[Lines of data]
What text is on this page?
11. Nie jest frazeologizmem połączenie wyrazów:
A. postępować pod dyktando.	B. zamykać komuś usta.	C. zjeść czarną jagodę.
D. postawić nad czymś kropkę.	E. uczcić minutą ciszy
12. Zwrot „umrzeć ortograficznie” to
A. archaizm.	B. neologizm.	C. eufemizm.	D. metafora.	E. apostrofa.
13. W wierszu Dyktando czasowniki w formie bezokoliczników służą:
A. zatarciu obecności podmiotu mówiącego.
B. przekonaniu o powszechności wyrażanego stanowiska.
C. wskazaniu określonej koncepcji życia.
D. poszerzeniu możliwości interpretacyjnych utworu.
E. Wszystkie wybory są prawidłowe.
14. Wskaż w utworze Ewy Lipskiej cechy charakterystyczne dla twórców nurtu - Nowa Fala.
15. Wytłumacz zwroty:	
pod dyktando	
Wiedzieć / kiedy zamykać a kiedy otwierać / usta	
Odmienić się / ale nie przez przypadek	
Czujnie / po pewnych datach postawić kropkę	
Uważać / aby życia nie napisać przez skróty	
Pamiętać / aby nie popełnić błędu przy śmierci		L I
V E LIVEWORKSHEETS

▸ What this task involves
Output the entries verbatim.

▸ Exercise answer
What text is on this page?
11. Nie jest frazeologizmem połączenie wyrazów:
A. postępować pod dyktando.	B. zamykać komuś usta.	C. zjeść czarną jagodę.
D. postawić nad czymś kropkę.	E. uczcić minutą ciszy
12. Zwrot „umrzeć ortograficznie” to
A. archaizm.	B. neologizm.	C. eufemizm.	D. metafora.	E. apostrofa.
13. W wierszu Dyktando czasowniki w formie bezokoliczników służą:
A. zatarciu obecności podmiotu mówiącego.
B. przekonaniu o powszechności wyrażanego stanowiska.
C. wskazaniu określonej koncepcji życia.
D. poszerzeniu możliwości interpretacyjnych utworu.
E. Wszystkie wybory są prawidłowe.
14. Wskaż w utworze Ewy Lipskiej cechy charakterystyczne dla twórców nurtu - Nowa Fala.
15. Wytłumacz zwroty:	
pod dyktando	
Wiedzieć / kiedy zamykać a kiedy otwierać / usta	
Odmienić się / ale nie przez przypadek	
Czujnie / po pewnych datach postawić kropkę	
Uważać / aby życia nie napisać przez skróty	
Pamiętać / aby nie popełnić błędu przy śmierci		L I
V E LIVEWORKSHEETS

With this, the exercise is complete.